Work to do - Images are not part of the copy; transcribe all the data exactly.

++++++++++++++++++++

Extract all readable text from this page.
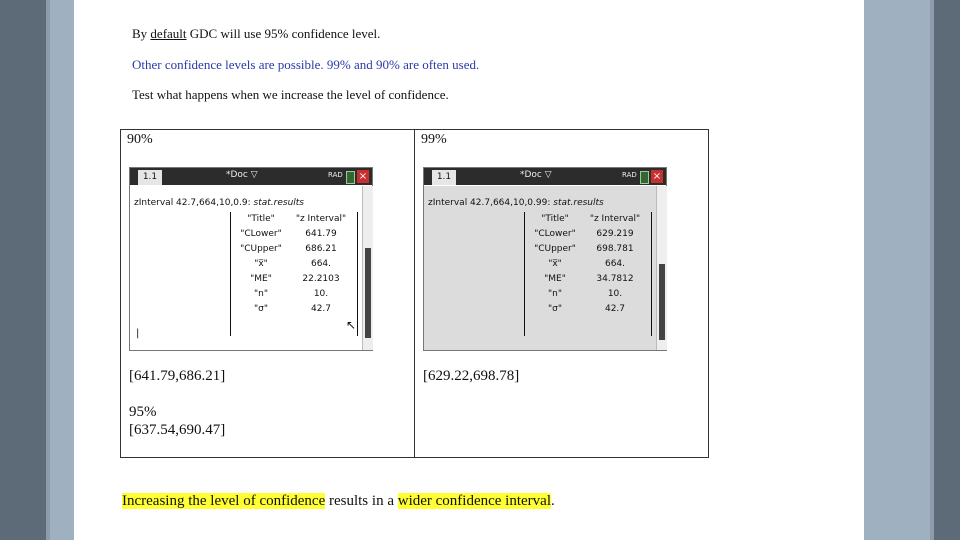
By default GDC will use 95% confidence level.
Other confidence levels are possible. 99% and 90% are often used.
Test what happens when we increase the level of confidence.
90%	99%
1.1	*Doc ▽	RAD ×
zInterval 42.7,664,10,0.9: stat.results
"Title"	"z Interval"
"CLower"	641.79
"CUpper"	686.21
"x̅"	664.
"ME"	22.2103
"n"	10.
"σ"	42.7
|
↖
1.1	*Doc ▽	RAD ×
zInterval 42.7,664,10,0.99: stat.results
"Title"	"z Interval"
"CLower"	629.219
"CUpper"	698.781
"x̅"	664.
"ME"	34.7812
"n"	10.
"σ"	42.7
[641.79,686.21]	[629.22,698.78]
95%
[637.54,690.47]
Increasing the level of confidence results in a wider confidence interval.
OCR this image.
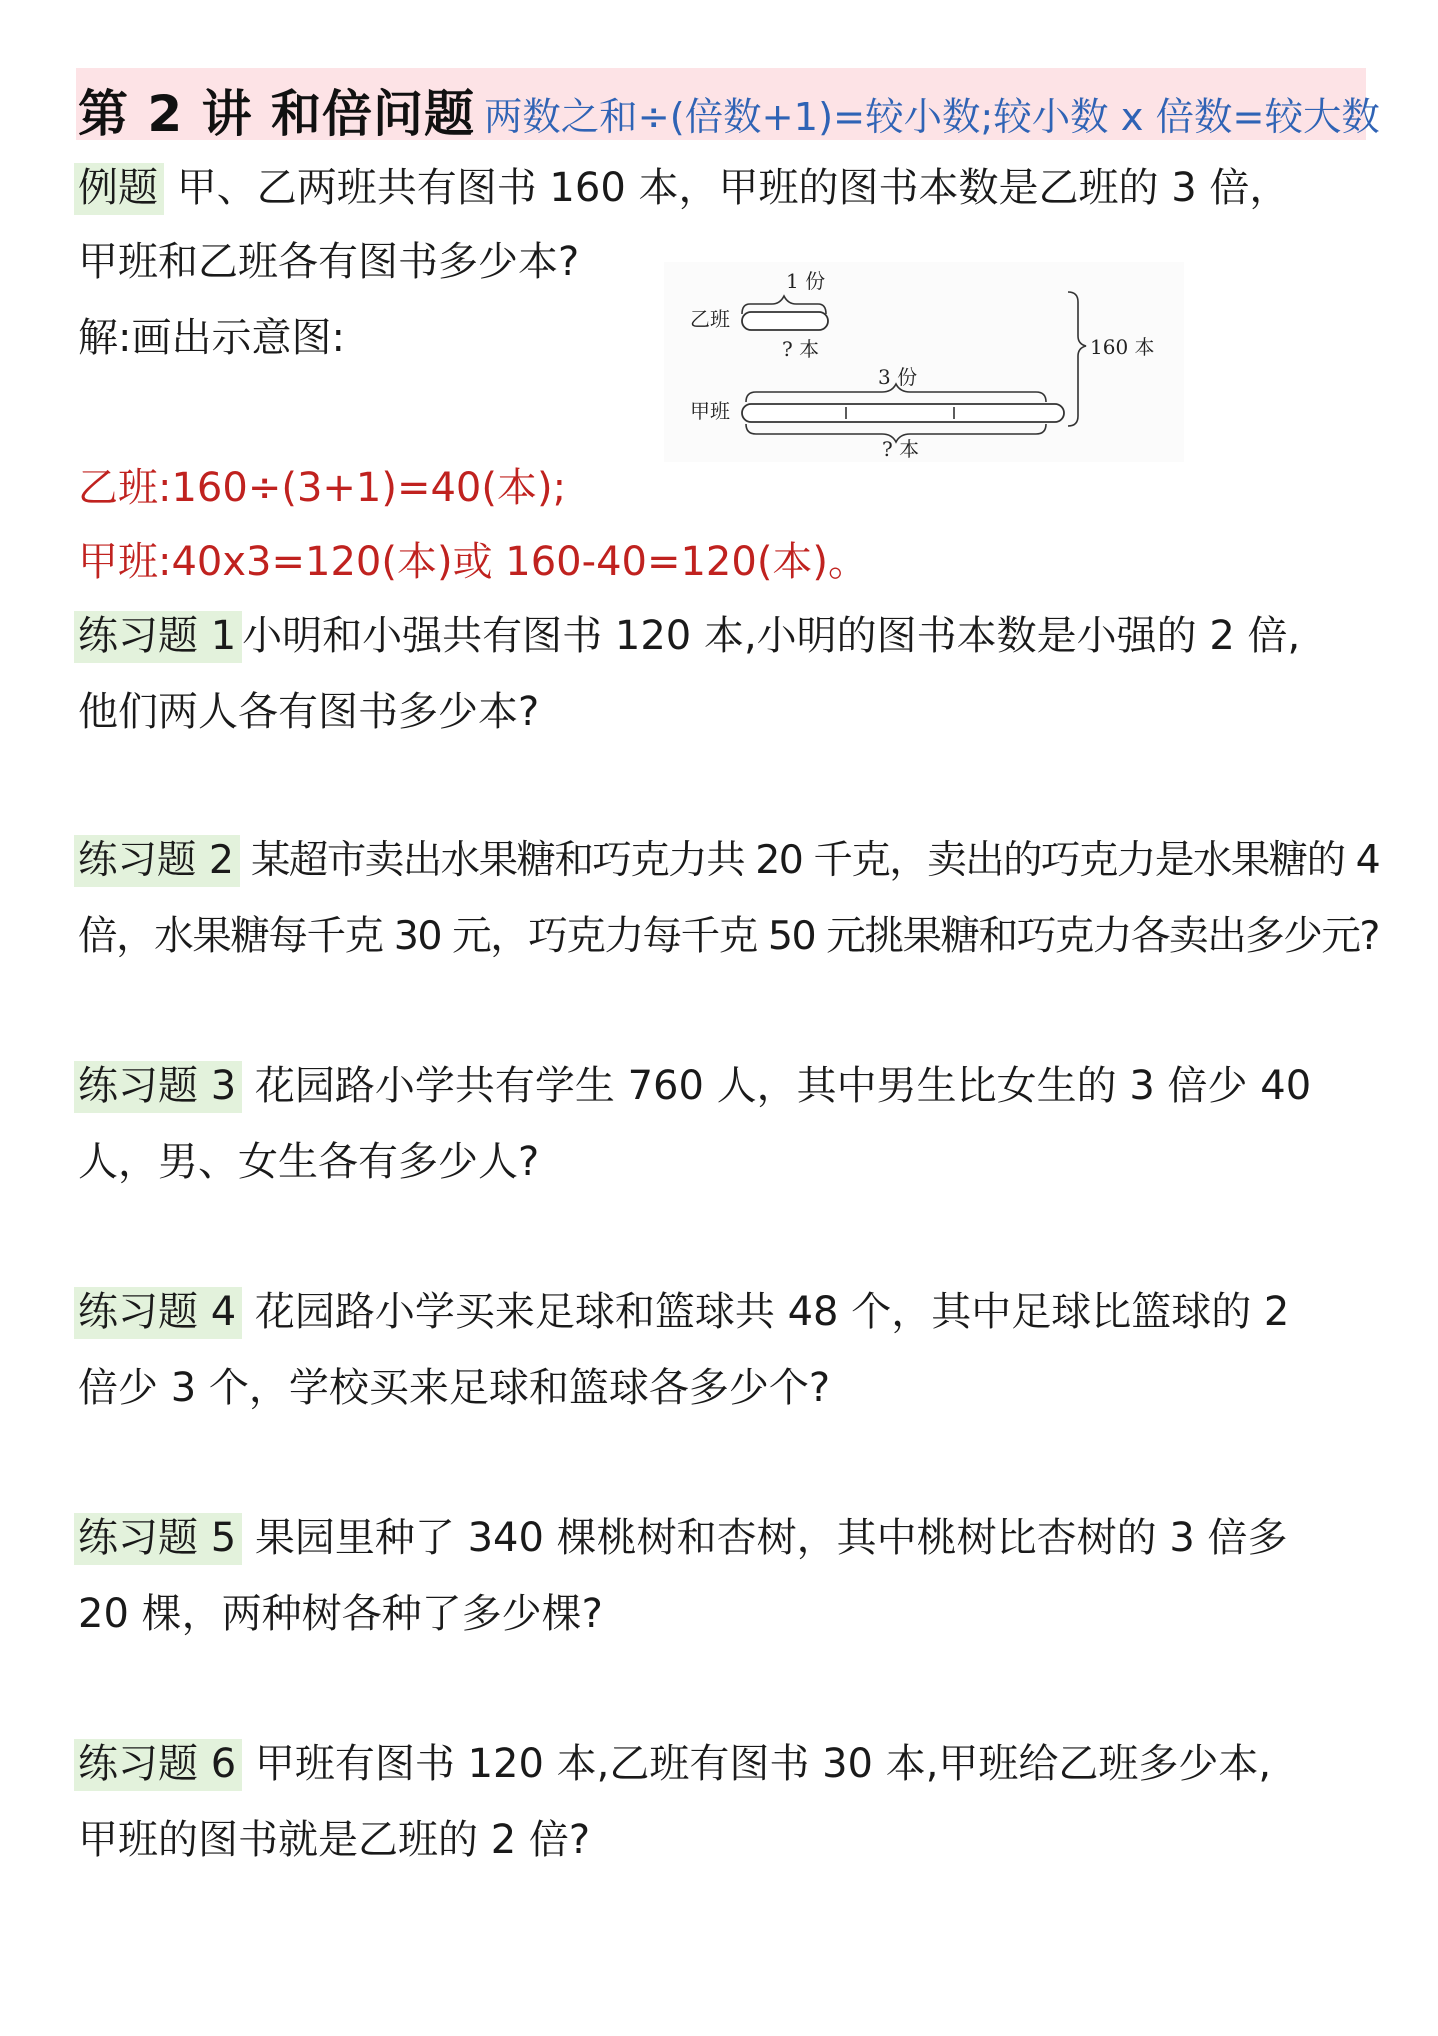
第 2 讲 和倍问题 两数之和÷(倍数+1)=较小数;较小数 x 倍数=较大数
例题 甲、乙两班共有图书 160 本，甲班的图书本数是乙班的 3 倍，
甲班和乙班各有图书多少本?
解:画出示意图:
1 份
乙班
? 本
3 份
甲班
? 本
160 本
乙班:160÷(3+1)=40(本);
甲班:40x3=120(本)或 160-40=120(本)。
练习题 1 小明和小强共有图书 120 本,小明的图书本数是小强的 2 倍,
他们两人各有图书多少本?
练习题 2 某超市卖出水果糖和巧克力共 20 千克，卖出的巧克力是水果糖的 4
倍，水果糖每千克 30 元，巧克力每千克 50 元挑果糖和巧克力各卖出多少元?
练习题 3 花园路小学共有学生 760 人，其中男生比女生的 3 倍少 40
人，男、女生各有多少人?
练习题 4 花园路小学买来足球和篮球共 48 个，其中足球比篮球的 2
倍少 3 个，学校买来足球和篮球各多少个?
练习题 5 果园里种了 340 棵桃树和杏树，其中桃树比杏树的 3 倍多
20 棵，两种树各种了多少棵?
练习题 6 甲班有图书 120 本,乙班有图书 30 本,甲班给乙班多少本,
甲班的图书就是乙班的 2 倍?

++++++++++++++++++++

Exercise solution -
Extract all readable text from this page.
By default GDC will use 95% confidence level.
Other confidence levels are possible. 99% and 90% are often used.
Test what happens when we increase the level of confidence.
90%	99%
1.1	*Doc ▽	RAD ×
zInterval 42.7,664,10,0.9: stat.results
"Title"	"z Interval"
"CLower"	641.79
"CUpper"	686.21
"x̅"	664.
"ME"	22.2103
"n"	10.
"σ"	42.7
|
↖
1.1	*Doc ▽	RAD ×
zInterval 42.7,664,10,0.99: stat.results
"Title"	"z Interval"
"CLower"	629.219
"CUpper"	698.781
"x̅"	664.
"ME"	34.7812
"n"	10.
"σ"	42.7
[641.79,686.21]	[629.22,698.78]
95%
[637.54,690.47]
Increasing the level of confidence results in a wider confidence interval.
OCR this image.
第 2 讲 和倍问题 两数之和÷(倍数+1)=较小数;较小数 x 倍数=较大数
例题 甲、乙两班共有图书 160 本，甲班的图书本数是乙班的 3 倍，
甲班和乙班各有图书多少本?
解:画出示意图:
1 份
乙班
? 本
3 份
甲班
? 本
160 本
乙班:160÷(3+1)=40(本);
甲班:40x3=120(本)或 160-40=120(本)。
练习题 1 小明和小强共有图书 120 本,小明的图书本数是小强的 2 倍,
他们两人各有图书多少本?
练习题 2 某超市卖出水果糖和巧克力共 20 千克，卖出的巧克力是水果糖的 4
倍，水果糖每千克 30 元，巧克力每千克 50 元挑果糖和巧克力各卖出多少元?
练习题 3 花园路小学共有学生 760 人，其中男生比女生的 3 倍少 40
人，男、女生各有多少人?
练习题 4 花园路小学买来足球和篮球共 48 个，其中足球比篮球的 2
倍少 3 个，学校买来足球和篮球各多少个?
练习题 5 果园里种了 340 棵桃树和杏树，其中桃树比杏树的 3 倍多
20 棵，两种树各种了多少棵?
练习题 6 甲班有图书 120 本,乙班有图书 30 本,甲班给乙班多少本,
甲班的图书就是乙班的 2 倍?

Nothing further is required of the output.